# [What is needed]
Gather every line from the entries below that includes "into".

# [Excerpted data]

········

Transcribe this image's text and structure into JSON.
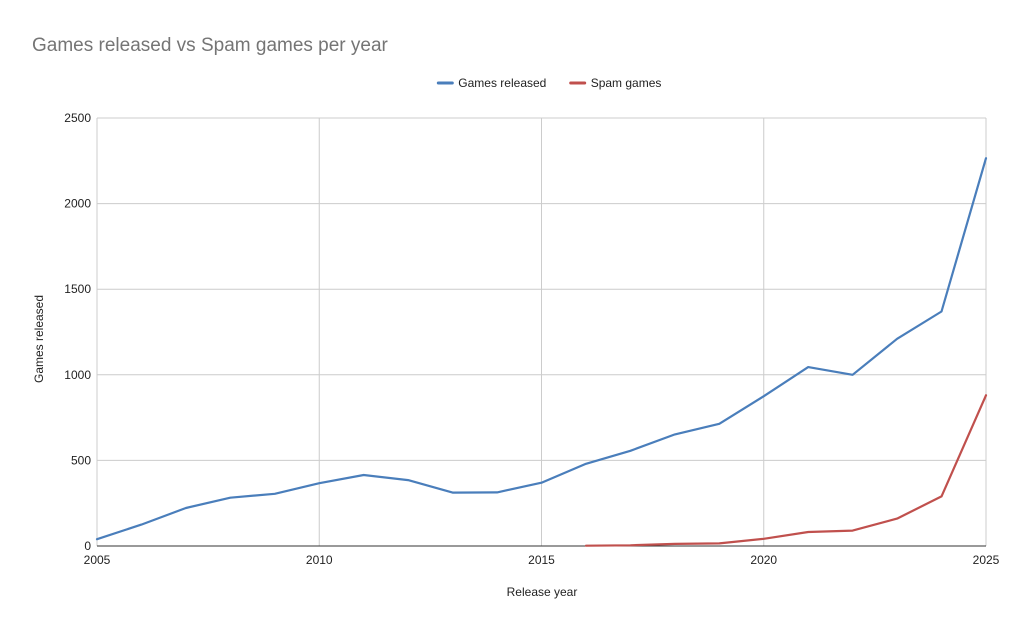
{
  "chart_data": {
    "type": "line",
    "title": "Games released vs Spam games per year",
    "xlabel": "Release year",
    "ylabel": "Games released",
    "xlim": [
      2005,
      2025
    ],
    "ylim": [
      0,
      2500
    ],
    "x_ticks": [
      "2005",
      "2010",
      "2015",
      "2020",
      "2025"
    ],
    "y_ticks": [
      "0",
      "500",
      "1000",
      "1500",
      "2000",
      "2500"
    ],
    "grid": true,
    "legend_position": "top",
    "series": [
      {
        "name": "Games released",
        "color": "#4a7ebb",
        "x": [
          2005,
          2006,
          2007,
          2008,
          2009,
          2010,
          2011,
          2012,
          2013,
          2014,
          2015,
          2016,
          2017,
          2018,
          2019,
          2020,
          2021,
          2022,
          2023,
          2024,
          2025
        ],
        "values": [
          40,
          125,
          222,
          282,
          305,
          367,
          415,
          385,
          312,
          313,
          370,
          480,
          556,
          652,
          714,
          875,
          1045,
          1000,
          1210,
          1370,
          2265
        ]
      },
      {
        "name": "Spam games",
        "color": "#c0504d",
        "x": [
          2016,
          2017,
          2018,
          2019,
          2020,
          2021,
          2022,
          2023,
          2024,
          2025
        ],
        "values": [
          2,
          4,
          12,
          15,
          42,
          82,
          90,
          160,
          290,
          880
        ]
      }
    ]
  }
}
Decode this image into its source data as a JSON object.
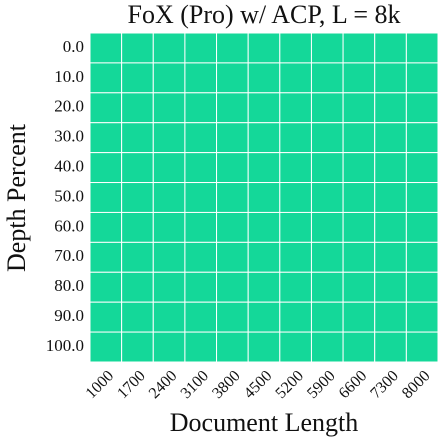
{
  "chart_data": {
    "type": "heatmap",
    "title": "FoX (Pro) w/ ACP, L = 8k",
    "x_label": "Document Length",
    "y_label": "Depth Percent",
    "x_categories": [
      "1000",
      "1700",
      "2400",
      "3100",
      "3800",
      "4500",
      "5200",
      "5900",
      "6600",
      "7300",
      "8000"
    ],
    "y_categories": [
      "0.0",
      "10.0",
      "20.0",
      "30.0",
      "40.0",
      "50.0",
      "60.0",
      "70.0",
      "80.0",
      "90.0",
      "100.0"
    ],
    "color": "#14d899",
    "values": [
      [
        1,
        1,
        1,
        1,
        1,
        1,
        1,
        1,
        1,
        1,
        1
      ],
      [
        1,
        1,
        1,
        1,
        1,
        1,
        1,
        1,
        1,
        1,
        1
      ],
      [
        1,
        1,
        1,
        1,
        1,
        1,
        1,
        1,
        1,
        1,
        1
      ],
      [
        1,
        1,
        1,
        1,
        1,
        1,
        1,
        1,
        1,
        1,
        1
      ],
      [
        1,
        1,
        1,
        1,
        1,
        1,
        1,
        1,
        1,
        1,
        1
      ],
      [
        1,
        1,
        1,
        1,
        1,
        1,
        1,
        1,
        1,
        1,
        1
      ],
      [
        1,
        1,
        1,
        1,
        1,
        1,
        1,
        1,
        1,
        1,
        1
      ],
      [
        1,
        1,
        1,
        1,
        1,
        1,
        1,
        1,
        1,
        1,
        1
      ],
      [
        1,
        1,
        1,
        1,
        1,
        1,
        1,
        1,
        1,
        1,
        1
      ],
      [
        1,
        1,
        1,
        1,
        1,
        1,
        1,
        1,
        1,
        1,
        1
      ],
      [
        1,
        1,
        1,
        1,
        1,
        1,
        1,
        1,
        1,
        1,
        1
      ]
    ]
  }
}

········

# [Answer to this exercise]
Transcribe this image's text and structure into JSON.
Decode this image into its source data as a JSON object.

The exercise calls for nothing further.